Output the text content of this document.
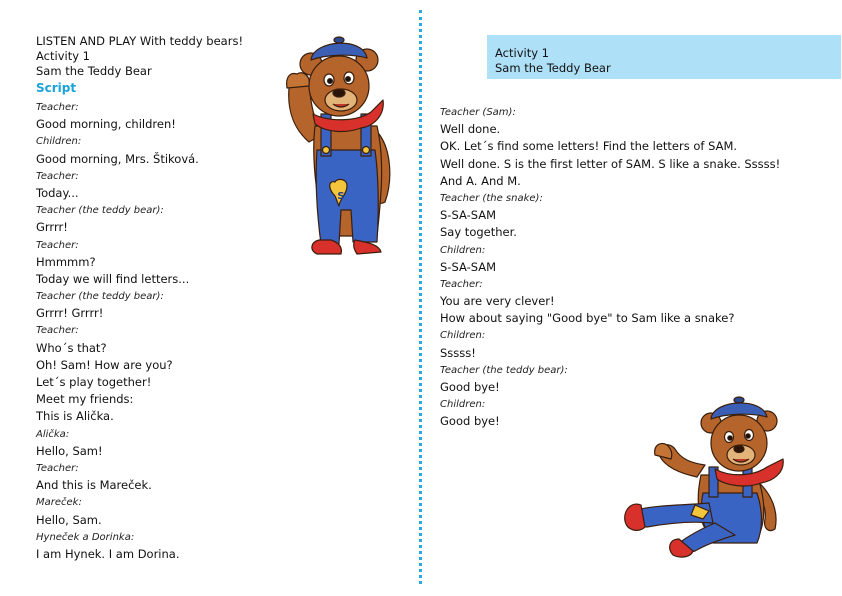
LISTEN AND PLAY With teddy bears!
Activity 1
Sam the Teddy Bear
Script
Teacher:
Good morning, children!
Children:
Good morning, Mrs. Štiková.
Teacher:
Today...
Teacher (the teddy bear):
Grrrr!
Teacher:
Hmmmm?
Today we will find letters...
Teacher (the teddy bear):
Grrrr! Grrrr!
Teacher:
Who´s that?
Oh! Sam! How are you?
Let´s play together!
Meet my friends:
This is Alička.
Alička:
Hello, Sam!
Teacher:
And this is Mareček.
Mareček:
Hello, Sam.
Hyneček a Dorinka:
I am Hynek. I am Dorina.
S
Activity 1
Sam the Teddy Bear
Teacher (Sam):
Well done.
OK. Let´s find some letters! Find the letters of SAM.
Well done. S is the first letter of SAM. S like a snake. Sssss!
And A. And M.
Teacher (the snake):
S-SA-SAM
Say together.
Children:
S-SA-SAM
Teacher:
You are very clever!
How about saying "Good bye" to Sam like a snake?
Children:
Sssss!
Teacher (the teddy bear):
Good bye!
Children:
Good bye!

Your instructions.
Pictures are to be left out; all else in the entries above is to be quoted exactly.

Right answer.
Output the text content of this document.
LISTEN AND PLAY With teddy bears!
Activity 1
Sam the Teddy Bear
Script
Teacher:
Good morning, children!
Children:
Good morning, Mrs. Štiková.
Teacher:
Today...
Teacher (the teddy bear):
Grrrr!
Teacher:
Hmmmm?
Today we will find letters...
Teacher (the teddy bear):
Grrrr! Grrrr!
Teacher:
Who´s that?
Oh! Sam! How are you?
Let´s play together!
Meet my friends:
This is Alička.
Alička:
Hello, Sam!
Teacher:
And this is Mareček.
Mareček:
Hello, Sam.
Hyneček a Dorinka:
I am Hynek. I am Dorina.
S
Activity 1
Sam the Teddy Bear
Teacher (Sam):
Well done.
OK. Let´s find some letters! Find the letters of SAM.
Well done. S is the first letter of SAM. S like a snake. Sssss!
And A. And M.
Teacher (the snake):
S-SA-SAM
Say together.
Children:
S-SA-SAM
Teacher:
You are very clever!
How about saying "Good bye" to Sam like a snake?
Children:
Sssss!
Teacher (the teddy bear):
Good bye!
Children:
Good bye!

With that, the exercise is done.